Exercise data:
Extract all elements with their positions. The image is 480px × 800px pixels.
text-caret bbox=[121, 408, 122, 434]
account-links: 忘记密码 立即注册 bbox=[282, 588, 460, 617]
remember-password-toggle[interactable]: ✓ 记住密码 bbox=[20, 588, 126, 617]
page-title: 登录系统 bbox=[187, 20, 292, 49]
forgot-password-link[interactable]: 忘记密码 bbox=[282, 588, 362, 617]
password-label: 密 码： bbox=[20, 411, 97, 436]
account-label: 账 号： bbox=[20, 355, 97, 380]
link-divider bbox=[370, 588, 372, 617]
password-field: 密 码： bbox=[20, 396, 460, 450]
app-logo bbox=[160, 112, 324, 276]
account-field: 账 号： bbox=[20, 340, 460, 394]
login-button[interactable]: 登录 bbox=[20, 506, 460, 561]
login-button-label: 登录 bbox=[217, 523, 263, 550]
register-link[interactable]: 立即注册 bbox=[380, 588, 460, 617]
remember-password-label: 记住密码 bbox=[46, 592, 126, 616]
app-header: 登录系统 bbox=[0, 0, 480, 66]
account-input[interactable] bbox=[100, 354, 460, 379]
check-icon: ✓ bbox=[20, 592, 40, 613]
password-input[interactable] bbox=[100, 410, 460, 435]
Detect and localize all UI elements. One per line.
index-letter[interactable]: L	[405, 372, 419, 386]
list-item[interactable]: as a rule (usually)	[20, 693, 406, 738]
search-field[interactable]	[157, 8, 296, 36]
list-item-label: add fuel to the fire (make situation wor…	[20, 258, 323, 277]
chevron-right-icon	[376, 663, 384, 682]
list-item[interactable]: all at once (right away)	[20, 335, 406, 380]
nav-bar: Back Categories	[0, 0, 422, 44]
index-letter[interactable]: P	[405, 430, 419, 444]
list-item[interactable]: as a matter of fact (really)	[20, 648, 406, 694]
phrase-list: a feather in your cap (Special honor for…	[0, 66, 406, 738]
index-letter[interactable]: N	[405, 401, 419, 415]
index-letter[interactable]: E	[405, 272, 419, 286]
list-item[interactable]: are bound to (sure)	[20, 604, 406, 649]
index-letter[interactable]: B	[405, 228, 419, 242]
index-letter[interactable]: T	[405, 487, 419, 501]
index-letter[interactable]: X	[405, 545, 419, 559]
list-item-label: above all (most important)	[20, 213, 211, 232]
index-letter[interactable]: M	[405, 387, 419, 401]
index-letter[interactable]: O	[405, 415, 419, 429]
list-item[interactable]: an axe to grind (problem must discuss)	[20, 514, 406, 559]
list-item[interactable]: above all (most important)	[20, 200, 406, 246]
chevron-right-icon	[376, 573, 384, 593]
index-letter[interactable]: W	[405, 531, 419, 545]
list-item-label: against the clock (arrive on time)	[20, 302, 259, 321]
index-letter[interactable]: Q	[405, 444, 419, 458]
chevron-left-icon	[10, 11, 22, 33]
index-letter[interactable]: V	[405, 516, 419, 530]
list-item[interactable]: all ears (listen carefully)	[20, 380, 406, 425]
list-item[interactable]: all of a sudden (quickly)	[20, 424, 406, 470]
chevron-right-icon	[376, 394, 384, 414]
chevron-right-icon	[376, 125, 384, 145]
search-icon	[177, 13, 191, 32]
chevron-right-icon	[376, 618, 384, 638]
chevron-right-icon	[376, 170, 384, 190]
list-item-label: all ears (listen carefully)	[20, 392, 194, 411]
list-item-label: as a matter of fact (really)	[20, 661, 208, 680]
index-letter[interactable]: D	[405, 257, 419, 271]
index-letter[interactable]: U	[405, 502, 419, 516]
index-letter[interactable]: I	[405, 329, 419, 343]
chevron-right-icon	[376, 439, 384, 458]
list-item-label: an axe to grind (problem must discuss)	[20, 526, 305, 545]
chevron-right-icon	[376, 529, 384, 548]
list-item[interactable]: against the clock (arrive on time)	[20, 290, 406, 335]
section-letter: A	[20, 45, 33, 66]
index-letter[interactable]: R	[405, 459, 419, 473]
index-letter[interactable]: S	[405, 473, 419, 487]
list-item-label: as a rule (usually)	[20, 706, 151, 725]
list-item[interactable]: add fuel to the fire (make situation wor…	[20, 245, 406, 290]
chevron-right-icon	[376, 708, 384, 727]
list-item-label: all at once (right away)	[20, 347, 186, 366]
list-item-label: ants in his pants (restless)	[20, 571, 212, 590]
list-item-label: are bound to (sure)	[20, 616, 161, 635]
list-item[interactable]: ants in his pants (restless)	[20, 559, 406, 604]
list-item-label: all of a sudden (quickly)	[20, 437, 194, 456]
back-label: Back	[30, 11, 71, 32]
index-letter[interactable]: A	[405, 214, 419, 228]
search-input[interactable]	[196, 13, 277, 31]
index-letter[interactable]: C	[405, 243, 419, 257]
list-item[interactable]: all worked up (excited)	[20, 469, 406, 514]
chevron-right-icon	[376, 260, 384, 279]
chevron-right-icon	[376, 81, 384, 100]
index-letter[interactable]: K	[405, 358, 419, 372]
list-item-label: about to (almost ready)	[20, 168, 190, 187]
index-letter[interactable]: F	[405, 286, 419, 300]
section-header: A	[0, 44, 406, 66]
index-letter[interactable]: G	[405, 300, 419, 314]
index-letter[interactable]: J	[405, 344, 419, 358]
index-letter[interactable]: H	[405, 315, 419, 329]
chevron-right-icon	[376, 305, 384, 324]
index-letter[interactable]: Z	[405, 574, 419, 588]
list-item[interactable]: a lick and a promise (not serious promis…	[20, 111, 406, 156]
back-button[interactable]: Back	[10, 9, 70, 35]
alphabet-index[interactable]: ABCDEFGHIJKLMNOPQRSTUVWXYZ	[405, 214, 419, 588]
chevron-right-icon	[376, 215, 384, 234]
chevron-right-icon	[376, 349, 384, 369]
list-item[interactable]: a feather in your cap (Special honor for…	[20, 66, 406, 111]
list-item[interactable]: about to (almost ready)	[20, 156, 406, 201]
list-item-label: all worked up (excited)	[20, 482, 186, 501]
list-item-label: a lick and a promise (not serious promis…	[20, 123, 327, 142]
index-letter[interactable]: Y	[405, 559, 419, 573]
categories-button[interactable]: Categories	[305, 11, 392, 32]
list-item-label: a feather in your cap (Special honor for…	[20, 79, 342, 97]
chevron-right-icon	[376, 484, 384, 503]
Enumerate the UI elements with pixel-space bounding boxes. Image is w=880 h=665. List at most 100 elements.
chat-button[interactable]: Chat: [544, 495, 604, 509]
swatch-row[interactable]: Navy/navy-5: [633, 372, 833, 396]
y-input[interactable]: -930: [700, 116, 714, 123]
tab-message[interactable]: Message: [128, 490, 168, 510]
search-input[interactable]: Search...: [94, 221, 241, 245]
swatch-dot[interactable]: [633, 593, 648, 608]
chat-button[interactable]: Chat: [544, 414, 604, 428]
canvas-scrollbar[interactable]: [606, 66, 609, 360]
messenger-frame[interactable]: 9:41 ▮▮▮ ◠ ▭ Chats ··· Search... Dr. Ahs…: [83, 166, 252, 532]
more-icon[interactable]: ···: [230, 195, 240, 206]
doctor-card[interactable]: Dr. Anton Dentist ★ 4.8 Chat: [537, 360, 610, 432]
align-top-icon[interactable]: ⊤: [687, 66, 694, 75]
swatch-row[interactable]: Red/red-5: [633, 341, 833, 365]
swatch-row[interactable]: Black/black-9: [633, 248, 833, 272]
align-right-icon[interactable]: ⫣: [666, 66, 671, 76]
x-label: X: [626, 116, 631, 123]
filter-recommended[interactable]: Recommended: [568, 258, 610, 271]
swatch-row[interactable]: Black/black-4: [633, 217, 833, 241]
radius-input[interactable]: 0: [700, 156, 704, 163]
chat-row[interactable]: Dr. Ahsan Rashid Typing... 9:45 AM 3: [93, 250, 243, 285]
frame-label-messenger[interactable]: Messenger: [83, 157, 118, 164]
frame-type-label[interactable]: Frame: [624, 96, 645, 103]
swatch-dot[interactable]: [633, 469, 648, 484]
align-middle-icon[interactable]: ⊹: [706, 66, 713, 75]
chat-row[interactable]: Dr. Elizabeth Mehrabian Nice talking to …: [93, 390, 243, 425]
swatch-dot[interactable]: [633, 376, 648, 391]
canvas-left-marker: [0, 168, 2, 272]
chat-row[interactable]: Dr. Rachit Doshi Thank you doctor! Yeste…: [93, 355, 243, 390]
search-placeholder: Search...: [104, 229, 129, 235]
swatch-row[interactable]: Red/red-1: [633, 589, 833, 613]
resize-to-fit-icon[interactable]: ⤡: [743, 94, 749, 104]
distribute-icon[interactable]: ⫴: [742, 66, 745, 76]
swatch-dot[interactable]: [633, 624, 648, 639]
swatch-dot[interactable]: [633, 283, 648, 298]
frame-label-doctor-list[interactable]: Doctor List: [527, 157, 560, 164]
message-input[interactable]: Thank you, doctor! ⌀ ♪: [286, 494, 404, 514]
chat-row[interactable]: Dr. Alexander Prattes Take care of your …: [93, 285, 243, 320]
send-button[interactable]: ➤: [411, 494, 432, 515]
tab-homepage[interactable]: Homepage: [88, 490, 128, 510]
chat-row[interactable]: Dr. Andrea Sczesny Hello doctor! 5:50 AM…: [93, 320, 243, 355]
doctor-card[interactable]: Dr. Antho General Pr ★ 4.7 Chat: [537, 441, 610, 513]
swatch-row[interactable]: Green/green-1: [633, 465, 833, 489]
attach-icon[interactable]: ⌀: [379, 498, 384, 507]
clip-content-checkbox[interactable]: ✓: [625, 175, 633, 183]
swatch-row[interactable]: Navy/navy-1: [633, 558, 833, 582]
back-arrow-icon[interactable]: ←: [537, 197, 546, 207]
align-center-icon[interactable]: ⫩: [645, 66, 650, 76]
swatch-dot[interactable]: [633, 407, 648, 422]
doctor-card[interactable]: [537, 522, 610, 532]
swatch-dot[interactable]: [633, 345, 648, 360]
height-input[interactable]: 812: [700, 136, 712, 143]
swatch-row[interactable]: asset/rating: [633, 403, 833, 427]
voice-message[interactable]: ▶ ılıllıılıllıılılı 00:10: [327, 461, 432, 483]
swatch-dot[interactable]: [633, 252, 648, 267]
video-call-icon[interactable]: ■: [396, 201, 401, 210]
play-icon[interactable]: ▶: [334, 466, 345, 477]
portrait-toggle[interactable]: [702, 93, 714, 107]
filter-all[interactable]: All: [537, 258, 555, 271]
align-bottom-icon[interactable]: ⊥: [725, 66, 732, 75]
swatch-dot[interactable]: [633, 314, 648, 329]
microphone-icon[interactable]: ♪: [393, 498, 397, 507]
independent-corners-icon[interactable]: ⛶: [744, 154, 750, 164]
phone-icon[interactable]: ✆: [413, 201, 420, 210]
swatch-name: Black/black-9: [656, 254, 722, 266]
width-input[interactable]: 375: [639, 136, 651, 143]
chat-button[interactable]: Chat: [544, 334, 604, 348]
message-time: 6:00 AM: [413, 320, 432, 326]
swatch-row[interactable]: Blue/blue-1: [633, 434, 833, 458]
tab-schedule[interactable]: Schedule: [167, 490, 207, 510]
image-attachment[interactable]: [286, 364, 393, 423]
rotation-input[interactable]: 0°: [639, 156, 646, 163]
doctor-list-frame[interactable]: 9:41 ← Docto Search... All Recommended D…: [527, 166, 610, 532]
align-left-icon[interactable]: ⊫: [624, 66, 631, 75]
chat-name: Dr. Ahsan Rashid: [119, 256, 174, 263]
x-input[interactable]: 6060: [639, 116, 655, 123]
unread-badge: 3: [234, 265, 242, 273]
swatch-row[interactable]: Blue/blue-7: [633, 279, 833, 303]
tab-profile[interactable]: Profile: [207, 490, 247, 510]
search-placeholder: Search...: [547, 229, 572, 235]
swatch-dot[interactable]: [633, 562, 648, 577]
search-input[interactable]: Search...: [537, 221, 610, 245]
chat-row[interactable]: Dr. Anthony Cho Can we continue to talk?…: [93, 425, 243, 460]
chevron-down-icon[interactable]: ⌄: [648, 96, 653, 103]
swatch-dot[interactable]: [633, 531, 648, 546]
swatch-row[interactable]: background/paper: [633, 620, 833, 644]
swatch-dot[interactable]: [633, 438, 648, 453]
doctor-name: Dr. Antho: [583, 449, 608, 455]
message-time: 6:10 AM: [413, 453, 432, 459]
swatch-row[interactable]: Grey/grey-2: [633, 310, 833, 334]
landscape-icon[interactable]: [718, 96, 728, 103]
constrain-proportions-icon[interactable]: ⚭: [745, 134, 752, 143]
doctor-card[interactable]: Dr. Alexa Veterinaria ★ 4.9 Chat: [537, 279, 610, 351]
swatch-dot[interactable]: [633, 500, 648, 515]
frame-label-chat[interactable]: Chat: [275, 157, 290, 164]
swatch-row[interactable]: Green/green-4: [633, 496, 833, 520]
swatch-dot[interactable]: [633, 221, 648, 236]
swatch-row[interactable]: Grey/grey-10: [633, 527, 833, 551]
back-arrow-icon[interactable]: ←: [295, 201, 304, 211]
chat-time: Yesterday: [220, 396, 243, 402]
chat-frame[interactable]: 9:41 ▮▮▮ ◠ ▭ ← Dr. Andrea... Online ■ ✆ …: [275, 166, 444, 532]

Problem: Reproduce the records word for word, starting at their first line and stopping after the line that contains "401, 419, 415]", with that line included.

Output for this task:
Extract all elements with their positions. The image is 480px × 800px pixels.
text-caret bbox=[121, 408, 122, 434]
account-links: 忘记密码 立即注册 bbox=[282, 588, 460, 617]
remember-password-toggle[interactable]: ✓ 记住密码 bbox=[20, 588, 126, 617]
page-title: 登录系统 bbox=[187, 20, 292, 49]
forgot-password-link[interactable]: 忘记密码 bbox=[282, 588, 362, 617]
password-label: 密 码： bbox=[20, 411, 97, 436]
account-label: 账 号： bbox=[20, 355, 97, 380]
link-divider bbox=[370, 588, 372, 617]
password-field: 密 码： bbox=[20, 396, 460, 450]
app-logo bbox=[160, 112, 324, 276]
account-field: 账 号： bbox=[20, 340, 460, 394]
login-button[interactable]: 登录 bbox=[20, 506, 460, 561]
login-button-label: 登录 bbox=[217, 523, 263, 550]
register-link[interactable]: 立即注册 bbox=[380, 588, 460, 617]
remember-password-label: 记住密码 bbox=[46, 592, 126, 616]
app-header: 登录系统 bbox=[0, 0, 480, 66]
account-input[interactable] bbox=[100, 354, 460, 379]
check-icon: ✓ bbox=[20, 592, 40, 613]
password-input[interactable] bbox=[100, 410, 460, 435]
Detect and localize all UI elements. One per line.
index-letter[interactable]: L	[405, 372, 419, 386]
list-item[interactable]: as a rule (usually)	[20, 693, 406, 738]
search-field[interactable]	[157, 8, 296, 36]
list-item-label: add fuel to the fire (make situation wor…	[20, 258, 323, 277]
chevron-right-icon	[376, 663, 384, 682]
list-item[interactable]: all at once (right away)	[20, 335, 406, 380]
nav-bar: Back Categories	[0, 0, 422, 44]
index-letter[interactable]: P	[405, 430, 419, 444]
list-item[interactable]: as a matter of fact (really)	[20, 648, 406, 694]
phrase-list: a feather in your cap (Special honor for…	[0, 66, 406, 738]
index-letter[interactable]: N	[405, 401, 419, 415]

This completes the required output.